GIVEN TASK: Please copy the records from the line with "- line: [53, 19, 489, 340]" through the line with "Segment this screenshot: for", swapping "plot-band" for "shaded-band" and keeping everything else unchanged.

"""

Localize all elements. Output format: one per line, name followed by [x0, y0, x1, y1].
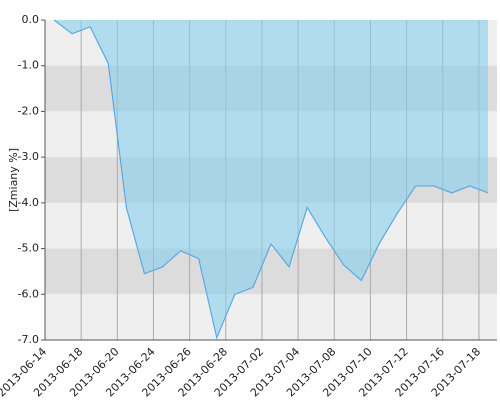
- line: [53, 19, 489, 340]
- plot-band: [45, 248, 497, 295]
- area: [54, 20, 488, 338]
- y-axis-label: [Zmiany %]: [7, 148, 20, 212]
- y-tick-label: -5.0: [18, 242, 39, 255]
- y-tick-label: -1.0: [18, 59, 39, 72]
- y-tick-label: 0.0: [22, 13, 40, 26]
- y-tick-label: -7.0: [18, 333, 39, 346]
- y-tick-label: -4.0: [18, 196, 39, 209]
- plot-band: [45, 294, 497, 340]
- y-tick-label: -2.0: [18, 104, 39, 117]
- y-tick-label: -3.0: [18, 150, 39, 163]
- y-tick-label: -6.0: [18, 287, 39, 300]
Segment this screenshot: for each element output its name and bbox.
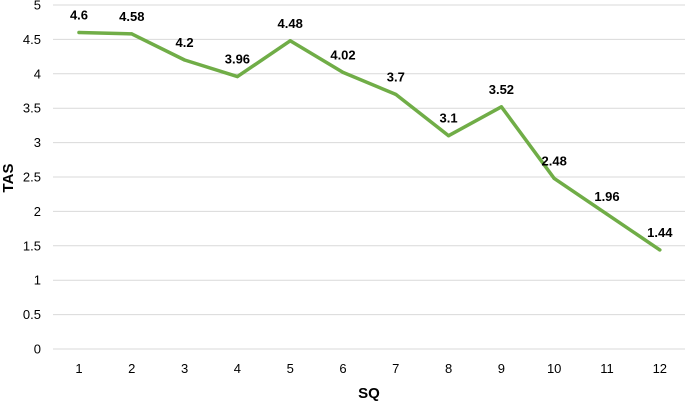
y-tick-label: 0 xyxy=(34,342,41,357)
data-point xyxy=(658,248,662,252)
data-point xyxy=(447,134,451,138)
data-label: 4.48 xyxy=(278,16,303,31)
data-label: 4.2 xyxy=(176,35,194,50)
data-label: 3.96 xyxy=(225,52,250,67)
x-axis-title: SQ xyxy=(358,385,380,402)
y-tick-label: 0.5 xyxy=(23,307,41,322)
data-point xyxy=(552,176,556,180)
data-labels: 4.6 4.58 4.2 3.96 4.48 4.02 3.7 3.1 3.52 2.48 1.96… xyxy=(70,8,673,240)
data-point xyxy=(605,212,609,216)
data-label: 1.96 xyxy=(594,189,619,204)
y-tick-label: 3.5 xyxy=(23,101,41,116)
x-tick-label: 3 xyxy=(181,361,188,376)
y-axis-title: TAS xyxy=(0,164,17,193)
gridlines xyxy=(53,4,685,350)
data-label: 4.02 xyxy=(330,47,355,62)
data-point xyxy=(394,92,398,97)
x-tick-label: 9 xyxy=(498,361,505,376)
y-tick-label: 4 xyxy=(34,66,41,81)
x-tick-label: 10 xyxy=(547,361,561,376)
x-tick-label: 2 xyxy=(128,361,135,376)
data-point xyxy=(499,105,503,109)
data-point xyxy=(183,58,187,62)
data-label: 1.44 xyxy=(647,225,673,240)
x-tick-label: 12 xyxy=(653,361,667,376)
data-point xyxy=(130,32,134,36)
data-point xyxy=(288,39,292,43)
data-label: 3.1 xyxy=(440,111,458,126)
data-label: 3.52 xyxy=(489,82,514,97)
y-tick-label: 5 xyxy=(34,0,41,13)
y-tick-label: 1 xyxy=(34,273,41,288)
y-tick-label: 3 xyxy=(34,135,41,150)
x-tick-label: 6 xyxy=(339,361,346,376)
series-line xyxy=(77,30,662,252)
x-tick-label: 7 xyxy=(392,361,399,376)
y-tick-label: 4.5 xyxy=(23,32,41,47)
x-tick-label: 11 xyxy=(600,361,614,376)
y-tick-label: 1.5 xyxy=(23,238,41,253)
data-label: 4.6 xyxy=(70,8,88,23)
data-point xyxy=(77,30,81,35)
data-label: 4.58 xyxy=(119,9,144,24)
x-tick-label: 4 xyxy=(234,361,241,376)
data-label: 3.7 xyxy=(387,69,405,84)
series-layer xyxy=(77,30,662,252)
data-point xyxy=(235,74,239,79)
y-axis-ticks: 0 0.5 1 1.5 2 2.5 3 3.5 4 4.5 5 xyxy=(23,0,41,357)
data-label: 2.48 xyxy=(542,153,567,168)
x-tick-label: 8 xyxy=(445,361,452,376)
x-axis-ticks: 1 2 3 4 5 6 7 8 9 10 11 12 xyxy=(75,361,667,376)
x-tick-label: 5 xyxy=(287,361,294,376)
y-tick-label: 2 xyxy=(34,204,41,219)
y-tick-label: 2.5 xyxy=(23,170,41,185)
x-tick-label: 1 xyxy=(75,361,82,376)
data-point xyxy=(341,70,345,75)
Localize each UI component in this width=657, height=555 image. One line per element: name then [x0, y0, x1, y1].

"""

OUTPUT OF THE TASK:
- line: [53, 19, 489, 340]
- shaded-band: [45, 248, 497, 295]
- area: [54, 20, 488, 338]
- y-axis-label: [Zmiany %]: [7, 148, 20, 212]
- y-tick-label: -5.0: [18, 242, 39, 255]
- y-tick-label: -1.0: [18, 59, 39, 72]
- y-tick-label: 0.0: [22, 13, 40, 26]
- y-tick-label: -7.0: [18, 333, 39, 346]
- y-tick-label: -4.0: [18, 196, 39, 209]
- shaded-band: [45, 294, 497, 340]
- y-tick-label: -2.0: [18, 104, 39, 117]
- y-tick-label: -3.0: [18, 150, 39, 163]
- y-tick-label: -6.0: [18, 287, 39, 300]
Segment this screenshot: for each element output its name and bbox.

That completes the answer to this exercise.